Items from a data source

(begin)

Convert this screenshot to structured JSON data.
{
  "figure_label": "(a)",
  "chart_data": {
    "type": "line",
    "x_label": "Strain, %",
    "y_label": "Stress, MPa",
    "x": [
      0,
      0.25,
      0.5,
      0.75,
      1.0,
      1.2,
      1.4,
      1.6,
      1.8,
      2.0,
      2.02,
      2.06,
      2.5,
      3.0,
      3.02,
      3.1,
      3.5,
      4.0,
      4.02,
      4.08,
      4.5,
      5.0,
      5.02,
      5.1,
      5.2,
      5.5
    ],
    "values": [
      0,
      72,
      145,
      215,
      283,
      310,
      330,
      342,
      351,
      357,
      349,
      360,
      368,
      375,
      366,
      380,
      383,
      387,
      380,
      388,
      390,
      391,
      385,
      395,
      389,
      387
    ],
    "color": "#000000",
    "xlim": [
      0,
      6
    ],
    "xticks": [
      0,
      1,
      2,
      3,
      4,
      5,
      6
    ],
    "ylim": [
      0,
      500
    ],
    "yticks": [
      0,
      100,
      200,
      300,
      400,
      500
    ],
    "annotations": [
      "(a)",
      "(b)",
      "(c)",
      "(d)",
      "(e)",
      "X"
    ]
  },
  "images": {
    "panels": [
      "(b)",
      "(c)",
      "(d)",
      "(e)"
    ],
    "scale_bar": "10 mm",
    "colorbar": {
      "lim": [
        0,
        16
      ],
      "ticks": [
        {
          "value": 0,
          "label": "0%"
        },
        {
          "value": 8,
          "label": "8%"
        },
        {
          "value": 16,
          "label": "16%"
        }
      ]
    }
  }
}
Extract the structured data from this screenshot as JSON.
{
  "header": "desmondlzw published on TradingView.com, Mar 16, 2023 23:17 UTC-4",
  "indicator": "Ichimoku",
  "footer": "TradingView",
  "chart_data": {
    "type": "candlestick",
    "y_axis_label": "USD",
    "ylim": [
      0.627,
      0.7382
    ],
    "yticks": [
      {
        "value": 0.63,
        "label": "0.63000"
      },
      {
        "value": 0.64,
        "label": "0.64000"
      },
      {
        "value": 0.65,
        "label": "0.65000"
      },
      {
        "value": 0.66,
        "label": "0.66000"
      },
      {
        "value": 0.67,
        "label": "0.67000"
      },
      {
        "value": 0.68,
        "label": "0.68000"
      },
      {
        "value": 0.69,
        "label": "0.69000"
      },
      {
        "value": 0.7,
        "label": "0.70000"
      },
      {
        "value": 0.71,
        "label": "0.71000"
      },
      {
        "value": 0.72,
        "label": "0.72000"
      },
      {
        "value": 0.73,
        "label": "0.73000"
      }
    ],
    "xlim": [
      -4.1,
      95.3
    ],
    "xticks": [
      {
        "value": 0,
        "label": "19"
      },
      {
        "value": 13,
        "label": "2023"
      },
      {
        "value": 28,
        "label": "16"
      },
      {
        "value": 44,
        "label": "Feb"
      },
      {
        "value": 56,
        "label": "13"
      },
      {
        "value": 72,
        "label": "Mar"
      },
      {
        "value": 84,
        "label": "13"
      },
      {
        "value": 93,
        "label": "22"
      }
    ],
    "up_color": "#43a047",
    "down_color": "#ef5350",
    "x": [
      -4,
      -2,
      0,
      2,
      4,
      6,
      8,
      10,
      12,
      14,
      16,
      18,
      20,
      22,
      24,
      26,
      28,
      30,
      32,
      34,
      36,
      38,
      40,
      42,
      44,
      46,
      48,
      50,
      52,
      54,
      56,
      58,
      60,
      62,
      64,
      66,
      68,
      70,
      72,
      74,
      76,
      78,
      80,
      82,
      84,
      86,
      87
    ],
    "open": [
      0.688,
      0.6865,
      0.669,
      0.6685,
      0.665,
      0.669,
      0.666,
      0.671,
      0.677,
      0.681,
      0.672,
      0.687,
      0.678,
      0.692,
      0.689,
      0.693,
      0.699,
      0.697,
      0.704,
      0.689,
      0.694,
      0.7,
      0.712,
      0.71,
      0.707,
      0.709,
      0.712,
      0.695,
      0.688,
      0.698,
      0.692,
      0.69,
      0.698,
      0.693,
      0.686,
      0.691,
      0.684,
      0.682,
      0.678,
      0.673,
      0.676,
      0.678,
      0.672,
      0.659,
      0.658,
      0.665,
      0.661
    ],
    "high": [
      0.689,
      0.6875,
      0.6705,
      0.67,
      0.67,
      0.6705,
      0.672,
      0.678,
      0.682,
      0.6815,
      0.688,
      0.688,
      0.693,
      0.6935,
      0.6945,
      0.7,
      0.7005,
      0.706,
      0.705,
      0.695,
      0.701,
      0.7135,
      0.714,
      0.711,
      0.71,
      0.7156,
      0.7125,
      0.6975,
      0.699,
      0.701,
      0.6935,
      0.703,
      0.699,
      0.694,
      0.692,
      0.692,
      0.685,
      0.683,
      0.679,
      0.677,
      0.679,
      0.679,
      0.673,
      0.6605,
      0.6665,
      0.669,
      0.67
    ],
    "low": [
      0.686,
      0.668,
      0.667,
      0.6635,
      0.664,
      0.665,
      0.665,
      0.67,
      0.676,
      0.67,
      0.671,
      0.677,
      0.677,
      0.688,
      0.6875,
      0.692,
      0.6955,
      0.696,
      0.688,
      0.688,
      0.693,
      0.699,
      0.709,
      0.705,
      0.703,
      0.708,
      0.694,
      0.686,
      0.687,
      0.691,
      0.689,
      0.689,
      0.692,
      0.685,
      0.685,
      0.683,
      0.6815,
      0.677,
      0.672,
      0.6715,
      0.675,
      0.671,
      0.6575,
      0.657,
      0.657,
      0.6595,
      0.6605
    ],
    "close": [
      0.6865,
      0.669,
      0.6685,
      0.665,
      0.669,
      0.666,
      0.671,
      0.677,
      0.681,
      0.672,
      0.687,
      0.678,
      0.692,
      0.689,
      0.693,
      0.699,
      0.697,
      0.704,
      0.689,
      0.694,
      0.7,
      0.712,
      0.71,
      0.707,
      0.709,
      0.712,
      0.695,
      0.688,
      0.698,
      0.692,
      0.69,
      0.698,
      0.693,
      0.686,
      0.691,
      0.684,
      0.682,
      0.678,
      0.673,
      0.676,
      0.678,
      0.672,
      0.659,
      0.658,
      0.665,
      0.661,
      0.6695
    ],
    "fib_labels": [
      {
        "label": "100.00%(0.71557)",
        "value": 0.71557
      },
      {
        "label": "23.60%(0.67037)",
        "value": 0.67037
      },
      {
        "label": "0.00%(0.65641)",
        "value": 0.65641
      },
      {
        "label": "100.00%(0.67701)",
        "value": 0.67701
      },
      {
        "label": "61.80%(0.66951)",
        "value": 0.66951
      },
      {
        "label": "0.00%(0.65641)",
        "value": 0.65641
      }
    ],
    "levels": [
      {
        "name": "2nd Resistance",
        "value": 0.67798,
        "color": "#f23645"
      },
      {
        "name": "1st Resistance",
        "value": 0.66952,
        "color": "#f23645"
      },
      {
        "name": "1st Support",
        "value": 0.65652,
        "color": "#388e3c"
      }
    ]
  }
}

(end)

Report how many lines above hold the string "JSON", giving nothing but the number.

2